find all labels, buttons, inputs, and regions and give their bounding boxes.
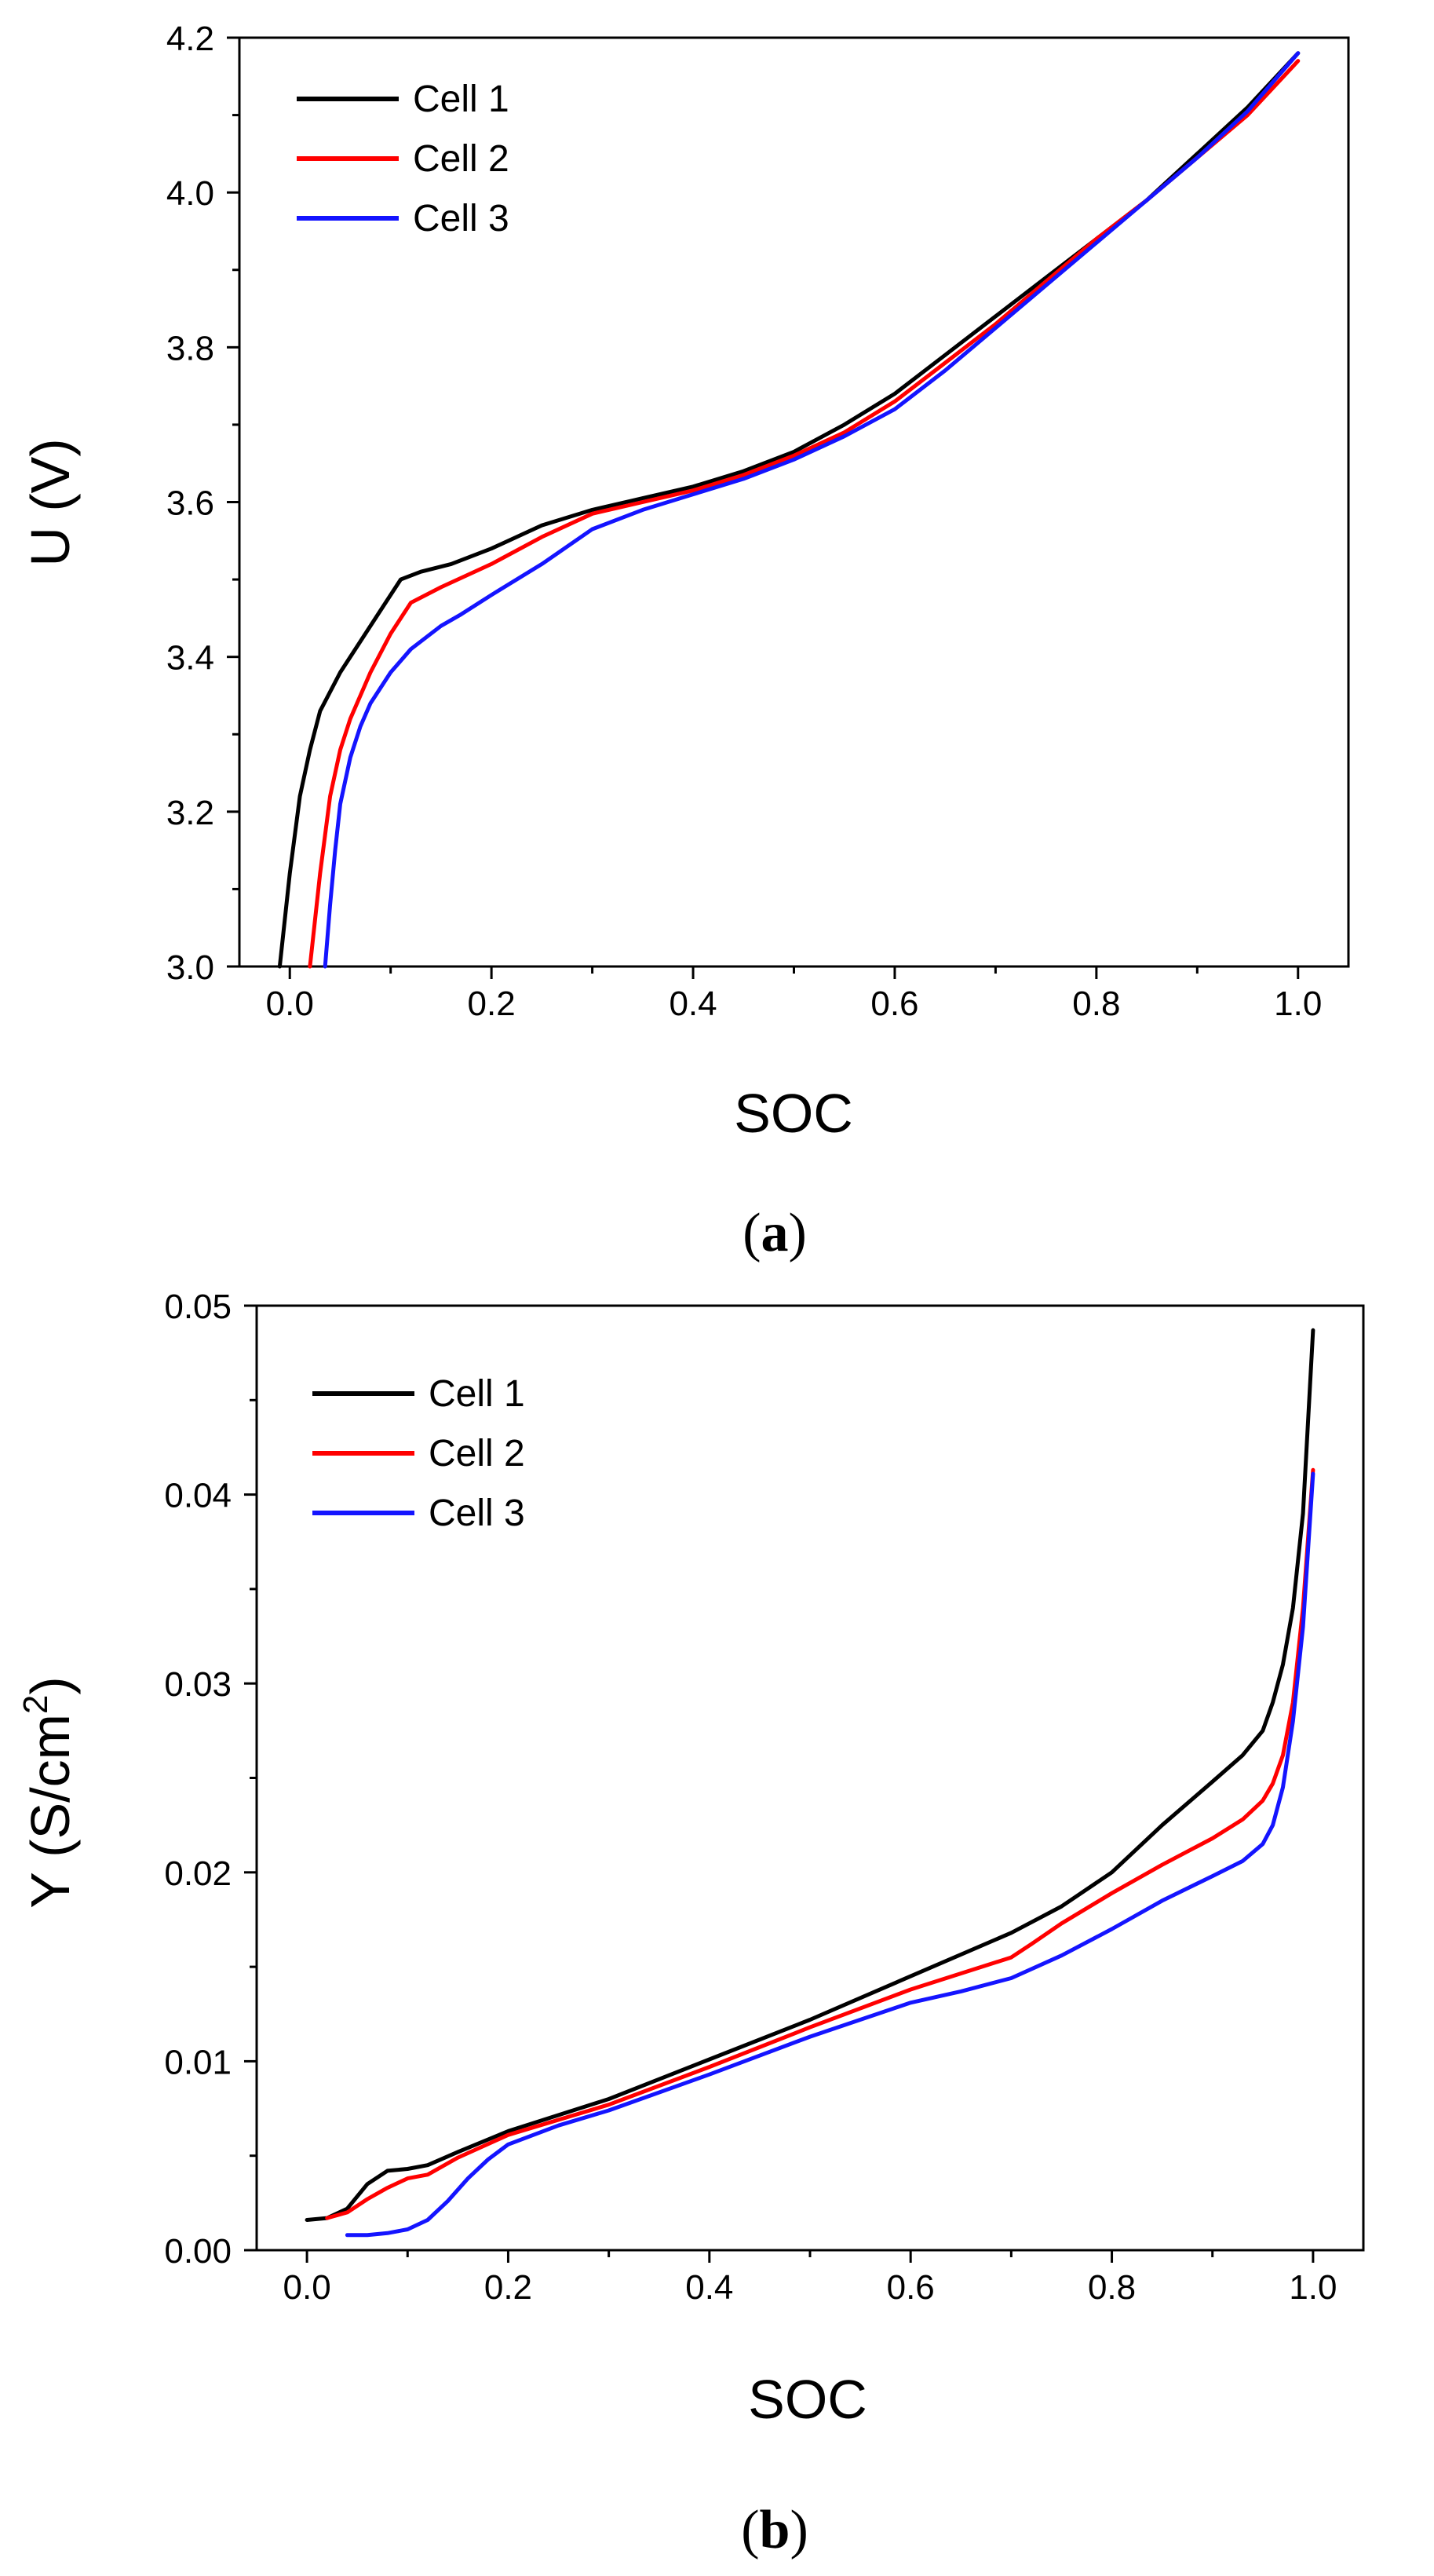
chart-a-legend: Cell 1 Cell 2 Cell 3 <box>297 79 509 239</box>
chart-a-y-axis-title: U (V) <box>20 438 81 566</box>
b-y-tick-label: 0.01 <box>164 2043 232 2081</box>
chart-b-plot-frame <box>255 1304 1365 2252</box>
b-series-line-2 <box>325 1467 1315 2220</box>
panel-b-label: (b) <box>741 2500 808 2560</box>
chart-a-series <box>277 51 1301 969</box>
a-legend-label-1: Cell 1 <box>413 79 509 120</box>
a-y-tick-label: 3.6 <box>166 484 214 523</box>
a-x-tick-label: 0.8 <box>1072 985 1120 1023</box>
b-x-tick-label: 0.6 <box>887 2268 935 2307</box>
chart-b: 0.0 0.2 0.4 0.6 0.8 1.0 0.00 0.01 0.02 0.03 0.04 0.… <box>16 1288 1365 2560</box>
b-x-tick-label: 0.8 <box>1088 2268 1136 2307</box>
b-x-tick-label: 0.0 <box>283 2268 331 2307</box>
a-x-tick-label: 1.0 <box>1274 985 1322 1023</box>
b-series-line-3 <box>345 1471 1315 2238</box>
chart-a-plot-frame <box>238 36 1350 968</box>
a-x-tick-label: 0.4 <box>669 985 717 1023</box>
a-y-tick-label: 3.8 <box>166 329 214 367</box>
b-x-tick-label: 1.0 <box>1289 2268 1337 2307</box>
a-series-line-3 <box>323 51 1301 969</box>
chart-a-x-axis-title: SOC <box>734 1083 853 1144</box>
a-series-line-1 <box>277 51 1301 969</box>
b-y-tick-label: 0.03 <box>164 1665 232 1704</box>
a-series-line-2 <box>308 59 1301 969</box>
b-series-line-1 <box>305 1328 1315 2222</box>
b-legend-label-1: Cell 1 <box>429 1373 525 1415</box>
chart-a-ticks: 0.0 0.2 0.4 0.6 0.8 1.0 3.0 3.2 3.4 3.6 3.8 4.0 4.2 <box>166 20 1323 1023</box>
chart-b-series <box>305 1328 1315 2238</box>
a-legend-label-3: Cell 3 <box>413 198 509 239</box>
b-y-tick-label: 0.04 <box>164 1477 232 1515</box>
a-x-tick-label: 0.6 <box>870 985 918 1023</box>
chart-b-legend: Cell 1 Cell 2 Cell 3 <box>312 1373 525 1534</box>
b-y-tick-label: 0.02 <box>164 1854 232 1893</box>
chart-a: 0.0 0.2 0.4 0.6 0.8 1.03.03.23.43.63.84.04.2 … <box>20 20 1350 1263</box>
a-y-tick-label: 3.4 <box>166 639 214 678</box>
b-legend-label-2: Cell 2 <box>429 1433 525 1474</box>
a-y-tick-label: 3.0 <box>166 948 214 987</box>
panel-a-label: (a) <box>743 1203 807 1263</box>
a-y-tick-label: 4.2 <box>166 20 214 58</box>
b-x-tick-label: 0.4 <box>685 2268 733 2307</box>
chart-b-y-axis-title: Y (S/cm2) <box>16 1676 81 1908</box>
b-legend-label-3: Cell 3 <box>429 1493 525 1534</box>
chart-b-ticks: 0.0 0.2 0.4 0.6 0.8 1.0 0.00 0.01 0.02 0.03 0.04 0.… <box>164 1288 1337 2307</box>
a-y-tick-label: 4.0 <box>166 174 214 213</box>
a-x-tick-label: 0.2 <box>468 985 516 1023</box>
a-legend-label-2: Cell 2 <box>413 138 509 180</box>
a-y-tick-label: 3.2 <box>166 794 214 832</box>
chart-b-x-axis-title: SOC <box>748 2369 867 2430</box>
a-x-tick-label: 0.0 <box>266 985 314 1023</box>
b-y-tick-label: 0.00 <box>164 2232 232 2271</box>
b-y-tick-label: 0.05 <box>164 1288 232 1326</box>
b-x-tick-label: 0.2 <box>484 2268 532 2307</box>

**REQUIREMENTS**
Write out the records again, swapping "SOC" for "State of charge" wherever it appears and keeping everything else the same. Leave the pictures out of your answer.

**CORRECT OUTPUT**
find all labels, buttons, inputs, and regions and give their bounding boxes.
chart-a-legend: Cell 1 Cell 2 Cell 3 <box>297 79 509 239</box>
chart-a-y-axis-title: U (V) <box>20 438 81 566</box>
b-y-tick-label: 0.01 <box>164 2043 232 2081</box>
chart-b-plot-frame <box>255 1304 1365 2252</box>
b-series-line-2 <box>325 1467 1315 2220</box>
panel-b-label: (b) <box>741 2500 808 2560</box>
chart-a-series <box>277 51 1301 969</box>
a-legend-label-1: Cell 1 <box>413 79 509 120</box>
a-y-tick-label: 3.6 <box>166 484 214 523</box>
a-x-tick-label: 0.8 <box>1072 985 1120 1023</box>
b-x-tick-label: 0.6 <box>887 2268 935 2307</box>
chart-b: 0.0 0.2 0.4 0.6 0.8 1.0 0.00 0.01 0.02 0.03 0.04 0.… <box>16 1288 1365 2560</box>
b-x-tick-label: 0.8 <box>1088 2268 1136 2307</box>
b-x-tick-label: 0.0 <box>283 2268 331 2307</box>
a-x-tick-label: 1.0 <box>1274 985 1322 1023</box>
b-series-line-3 <box>345 1471 1315 2238</box>
chart-a-plot-frame <box>238 36 1350 968</box>
a-x-tick-label: 0.4 <box>669 985 717 1023</box>
a-y-tick-label: 3.8 <box>166 329 214 367</box>
b-x-tick-label: 1.0 <box>1289 2268 1337 2307</box>
a-series-line-3 <box>323 51 1301 969</box>
chart-a-x-axis-title: State of charge <box>734 1083 853 1144</box>
a-series-line-1 <box>277 51 1301 969</box>
b-y-tick-label: 0.03 <box>164 1665 232 1704</box>
a-series-line-2 <box>308 59 1301 969</box>
b-series-line-1 <box>305 1328 1315 2222</box>
b-legend-label-1: Cell 1 <box>429 1373 525 1415</box>
chart-a-ticks: 0.0 0.2 0.4 0.6 0.8 1.0 3.0 3.2 3.4 3.6 3.8 4.0 4.2 <box>166 20 1323 1023</box>
chart-b-series <box>305 1328 1315 2238</box>
a-legend-label-3: Cell 3 <box>413 198 509 239</box>
b-y-tick-label: 0.04 <box>164 1477 232 1515</box>
a-x-tick-label: 0.6 <box>870 985 918 1023</box>
chart-b-legend: Cell 1 Cell 2 Cell 3 <box>312 1373 525 1534</box>
b-y-tick-label: 0.02 <box>164 1854 232 1893</box>
chart-a: 0.0 0.2 0.4 0.6 0.8 1.03.03.23.43.63.84.04.2 … <box>20 20 1350 1263</box>
a-y-tick-label: 3.4 <box>166 639 214 678</box>
b-legend-label-2: Cell 2 <box>429 1433 525 1474</box>
a-y-tick-label: 3.0 <box>166 948 214 987</box>
panel-a-label: (a) <box>743 1203 807 1263</box>
a-y-tick-label: 4.2 <box>166 20 214 58</box>
b-x-tick-label: 0.4 <box>685 2268 733 2307</box>
chart-b-y-axis-title: Y (S/cm2) <box>16 1676 81 1908</box>
b-legend-label-3: Cell 3 <box>429 1493 525 1534</box>
chart-b-ticks: 0.0 0.2 0.4 0.6 0.8 1.0 0.00 0.01 0.02 0.03 0.04 0.… <box>164 1288 1337 2307</box>
a-y-tick-label: 4.0 <box>166 174 214 213</box>
a-x-tick-label: 0.2 <box>468 985 516 1023</box>
a-legend-label-2: Cell 2 <box>413 138 509 180</box>
a-y-tick-label: 3.2 <box>166 794 214 832</box>
chart-b-x-axis-title: State of charge <box>748 2369 867 2430</box>
a-x-tick-label: 0.0 <box>266 985 314 1023</box>
b-y-tick-label: 0.00 <box>164 2232 232 2271</box>
b-y-tick-label: 0.05 <box>164 1288 232 1326</box>
b-x-tick-label: 0.2 <box>484 2268 532 2307</box>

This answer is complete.